━━ RAW RECORDS
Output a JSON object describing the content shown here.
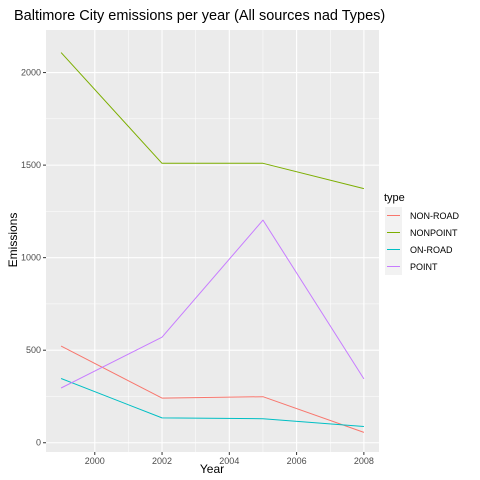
{
  "chart_data": {
    "type": "line",
    "title": "Baltimore City emissions per year (All sources nad Types)",
    "xlabel": "Year",
    "ylabel": "Emissions",
    "x": [
      1999,
      2002,
      2005,
      2008
    ],
    "x_ticks": [
      2000,
      2002,
      2004,
      2006,
      2008
    ],
    "x_tick_labels": [
      "2000",
      "2002",
      "2004",
      "2006",
      "2008"
    ],
    "y_ticks": [
      0,
      500,
      1000,
      1500,
      2000
    ],
    "y_tick_labels": [
      "0",
      "500",
      "1000",
      "1500",
      "2000"
    ],
    "xlim": [
      1998.55,
      2008.45
    ],
    "ylim": [
      -50,
      2230
    ],
    "grid": true,
    "panel_background": "#ebebeb",
    "grid_color": "#ffffff",
    "legend_title": "type",
    "legend_position": "right",
    "series": [
      {
        "name": "NON-ROAD",
        "color": "#f8766d",
        "values": [
          522,
          241,
          249,
          56
        ]
      },
      {
        "name": "NONPOINT",
        "color": "#7cae00",
        "values": [
          2108,
          1510,
          1510,
          1373
        ]
      },
      {
        "name": "ON-ROAD",
        "color": "#00bfc4",
        "values": [
          347,
          134,
          130,
          88
        ]
      },
      {
        "name": "POINT",
        "color": "#c77cff",
        "values": [
          296,
          570,
          1203,
          345
        ]
      }
    ]
  }
}
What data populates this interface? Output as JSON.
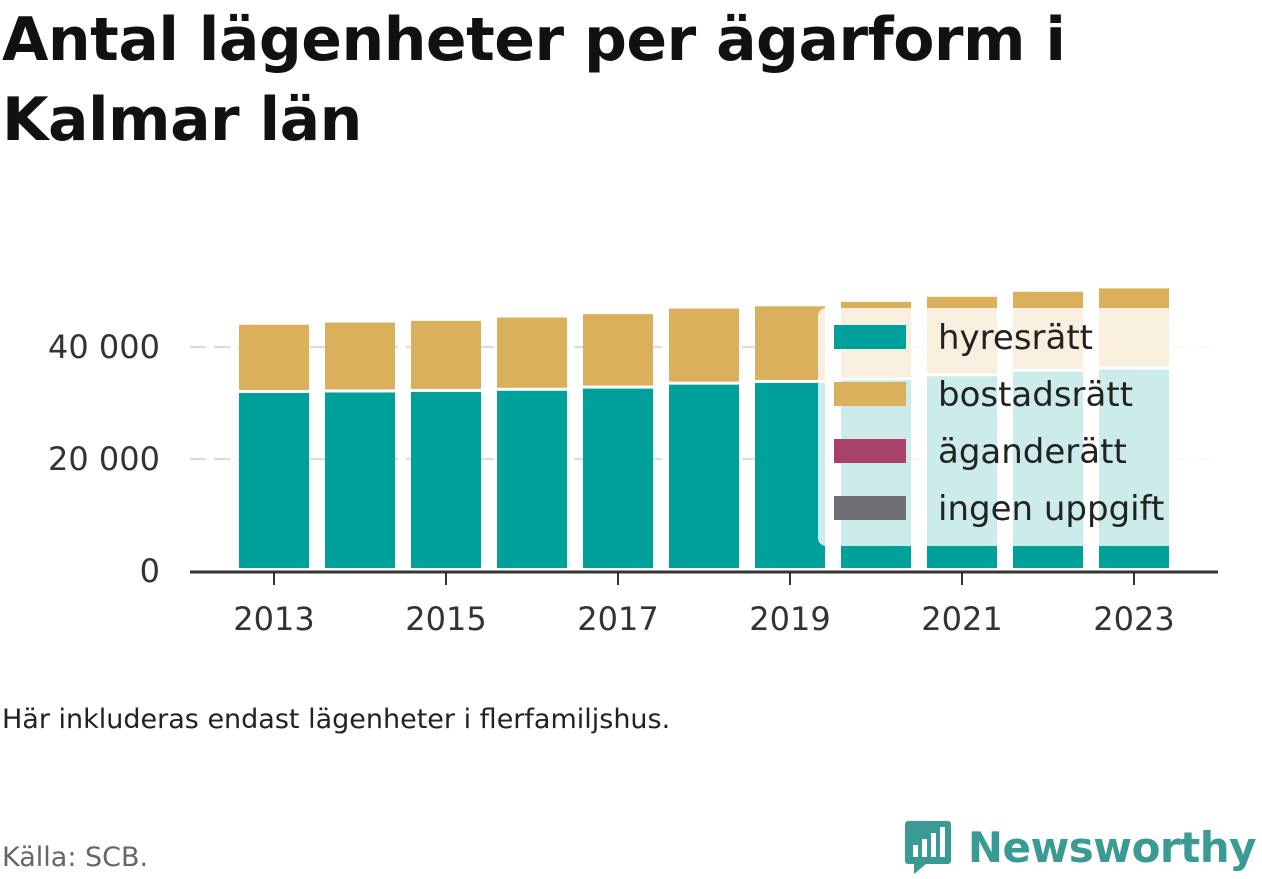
{
  "header": {
    "title": "Antal lägenheter per ägarform i Kalmar län"
  },
  "footer": {
    "note": "Här inkluderas endast lägenheter i flerfamiljshus.",
    "source": "Källa: SCB.",
    "brand": "Newsworthy"
  },
  "colors": {
    "hyresratt": "#00a19a",
    "bostadsratt": "#dbb05c",
    "aganderatt": "#a8426a",
    "ingen_uppgift": "#6e6e73",
    "brand": "#3a9a94"
  },
  "chart_data": {
    "type": "bar",
    "stacked": true,
    "title": "Antal lägenheter per ägarform i Kalmar län",
    "categories": [
      "2013",
      "2014",
      "2015",
      "2016",
      "2017",
      "2018",
      "2019",
      "2020",
      "2021",
      "2022",
      "2023"
    ],
    "x_tick_labels": [
      "2013",
      "2015",
      "2017",
      "2019",
      "2021",
      "2023"
    ],
    "ylim": [
      0,
      52000
    ],
    "y_ticks": [
      0,
      20000,
      40000
    ],
    "y_tick_labels": [
      "0",
      "20 000",
      "40 000"
    ],
    "grid": true,
    "legend_position": "right",
    "series": [
      {
        "name": "hyresrätt",
        "color": "#00a19a",
        "values": [
          31800,
          31900,
          32000,
          32200,
          32600,
          33300,
          33600,
          34100,
          34800,
          35600,
          36000
        ]
      },
      {
        "name": "bostadsrätt",
        "color": "#dbb05c",
        "values": [
          12200,
          12500,
          12700,
          13100,
          13300,
          13600,
          13700,
          14000,
          14200,
          14300,
          14500
        ]
      },
      {
        "name": "äganderätt",
        "color": "#a8426a",
        "values": [
          0,
          0,
          0,
          0,
          0,
          0,
          0,
          0,
          0,
          0,
          0
        ]
      },
      {
        "name": "ingen uppgift",
        "color": "#6e6e73",
        "values": [
          0,
          0,
          0,
          0,
          0,
          0,
          0,
          0,
          0,
          0,
          0
        ]
      }
    ]
  }
}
━━━━
Pictures appear in the records above. Output everything except them, exactly.

# [TASK SOLUTION]
Output a JSON object describing the content shown here.
{
  "chart_data": {
    "type": "line",
    "title": "Baltimore City emissions per year (All sources nad Types)",
    "xlabel": "Year",
    "ylabel": "Emissions",
    "x": [
      1999,
      2002,
      2005,
      2008
    ],
    "x_ticks": [
      2000,
      2002,
      2004,
      2006,
      2008
    ],
    "x_tick_labels": [
      "2000",
      "2002",
      "2004",
      "2006",
      "2008"
    ],
    "y_ticks": [
      0,
      500,
      1000,
      1500,
      2000
    ],
    "y_tick_labels": [
      "0",
      "500",
      "1000",
      "1500",
      "2000"
    ],
    "xlim": [
      1998.55,
      2008.45
    ],
    "ylim": [
      -50,
      2230
    ],
    "grid": true,
    "panel_background": "#ebebeb",
    "grid_color": "#ffffff",
    "legend_title": "type",
    "legend_position": "right",
    "series": [
      {
        "name": "NON-ROAD",
        "color": "#f8766d",
        "values": [
          522,
          241,
          249,
          56
        ]
      },
      {
        "name": "NONPOINT",
        "color": "#7cae00",
        "values": [
          2108,
          1510,
          1510,
          1373
        ]
      },
      {
        "name": "ON-ROAD",
        "color": "#00bfc4",
        "values": [
          347,
          134,
          130,
          88
        ]
      },
      {
        "name": "POINT",
        "color": "#c77cff",
        "values": [
          296,
          570,
          1203,
          345
        ]
      }
    ]
  }
}
What data populates this interface? Output as JSON.
{
  "header": {
    "title": "Antal lägenheter per ägarform i Kalmar län"
  },
  "footer": {
    "note": "Här inkluderas endast lägenheter i flerfamiljshus.",
    "source": "Källa: SCB.",
    "brand": "Newsworthy"
  },
  "colors": {
    "hyresratt": "#00a19a",
    "bostadsratt": "#dbb05c",
    "aganderatt": "#a8426a",
    "ingen_uppgift": "#6e6e73",
    "brand": "#3a9a94"
  },
  "chart_data": {
    "type": "bar",
    "stacked": true,
    "title": "Antal lägenheter per ägarform i Kalmar län",
    "categories": [
      "2013",
      "2014",
      "2015",
      "2016",
      "2017",
      "2018",
      "2019",
      "2020",
      "2021",
      "2022",
      "2023"
    ],
    "x_tick_labels": [
      "2013",
      "2015",
      "2017",
      "2019",
      "2021",
      "2023"
    ],
    "ylim": [
      0,
      52000
    ],
    "y_ticks": [
      0,
      20000,
      40000
    ],
    "y_tick_labels": [
      "0",
      "20 000",
      "40 000"
    ],
    "grid": true,
    "legend_position": "right",
    "series": [
      {
        "name": "hyresrätt",
        "color": "#00a19a",
        "values": [
          31800,
          31900,
          32000,
          32200,
          32600,
          33300,
          33600,
          34100,
          34800,
          35600,
          36000
        ]
      },
      {
        "name": "bostadsrätt",
        "color": "#dbb05c",
        "values": [
          12200,
          12500,
          12700,
          13100,
          13300,
          13600,
          13700,
          14000,
          14200,
          14300,
          14500
        ]
      },
      {
        "name": "äganderätt",
        "color": "#a8426a",
        "values": [
          0,
          0,
          0,
          0,
          0,
          0,
          0,
          0,
          0,
          0,
          0
        ]
      },
      {
        "name": "ingen uppgift",
        "color": "#6e6e73",
        "values": [
          0,
          0,
          0,
          0,
          0,
          0,
          0,
          0,
          0,
          0,
          0
        ]
      }
    ]
  }
}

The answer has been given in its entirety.